▶ _WHAT IS NEEDED_
Reproduce every entry exactly and leave its pictures out.

+++ DATA PROVIDED

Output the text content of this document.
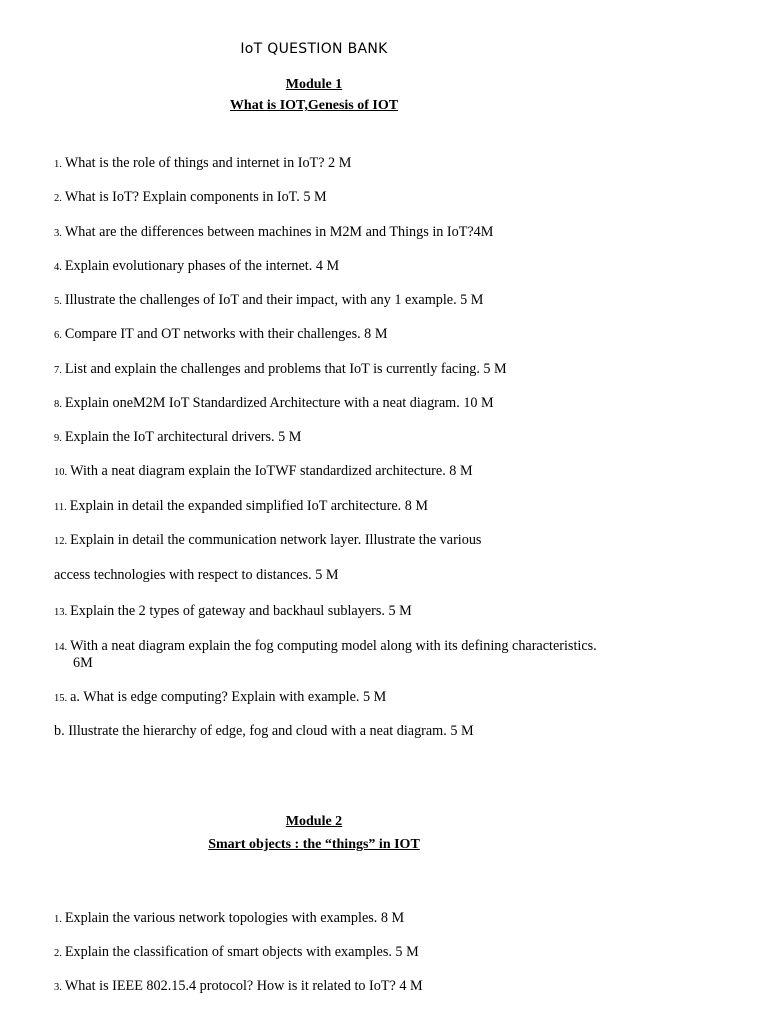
IoT QUESTION BANK
Module 1
What is IOT,Genesis of IOT
1. What is the role of things and internet in IoT? 2 M
2. What is IoT? Explain components in IoT. 5 M
3. What are the differences between machines in M2M and Things in IoT?4M
4. Explain evolutionary phases of the internet. 4 M
5. Illustrate the challenges of IoT and their impact, with any 1 example. 5 M
6. Compare IT and OT networks with their challenges. 8 M
7. List and explain the challenges and problems that IoT is currently facing. 5 M
8. Explain oneM2M IoT Standardized Architecture with a neat diagram. 10 M
9. Explain the IoT architectural drivers. 5 M
10. With a neat diagram explain the IoTWF standardized architecture. 8 M
11. Explain in detail the expanded simplified IoT architecture. 8 M
12. Explain in detail the communication network layer. Illustrate the various
access technologies with respect to distances. 5 M
13. Explain the 2 types of gateway and backhaul sublayers. 5 M
14. With a neat diagram explain the fog computing model along with its defining characteristics.
6M
15. a. What is edge computing? Explain with example. 5 M
b. Illustrate the hierarchy of edge, fog and cloud with a neat diagram. 5 M
Module 2
Smart objects : the “things” in IOT
1. Explain the various network topologies with examples. 8 M
2. Explain the classification of smart objects with examples. 5 M
3. What is IEEE 802.15.4 protocol? How is it related to IoT? 4 M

++++++

▶ _ANSWER TO THE PROBLEM_
Output the text content of this document.
IoT QUESTION BANK
Module 1
What is IOT,Genesis of IOT
1. What is the role of things and internet in IoT? 2 M
2. What is IoT? Explain components in IoT. 5 M
3. What are the differences between machines in M2M and Things in IoT?4M
4. Explain evolutionary phases of the internet. 4 M
5. Illustrate the challenges of IoT and their impact, with any 1 example. 5 M
6. Compare IT and OT networks with their challenges. 8 M
7. List and explain the challenges and problems that IoT is currently facing. 5 M
8. Explain oneM2M IoT Standardized Architecture with a neat diagram. 10 M
9. Explain the IoT architectural drivers. 5 M
10. With a neat diagram explain the IoTWF standardized architecture. 8 M
11. Explain in detail the expanded simplified IoT architecture. 8 M
12. Explain in detail the communication network layer. Illustrate the various
access technologies with respect to distances. 5 M
13. Explain the 2 types of gateway and backhaul sublayers. 5 M
14. With a neat diagram explain the fog computing model along with its defining characteristics.
6M
15. a. What is edge computing? Explain with example. 5 M
b. Illustrate the hierarchy of edge, fog and cloud with a neat diagram. 5 M
Module 2
Smart objects : the “things” in IOT
1. Explain the various network topologies with examples. 8 M
2. Explain the classification of smart objects with examples. 5 M
3. What is IEEE 802.15.4 protocol? How is it related to IoT? 4 M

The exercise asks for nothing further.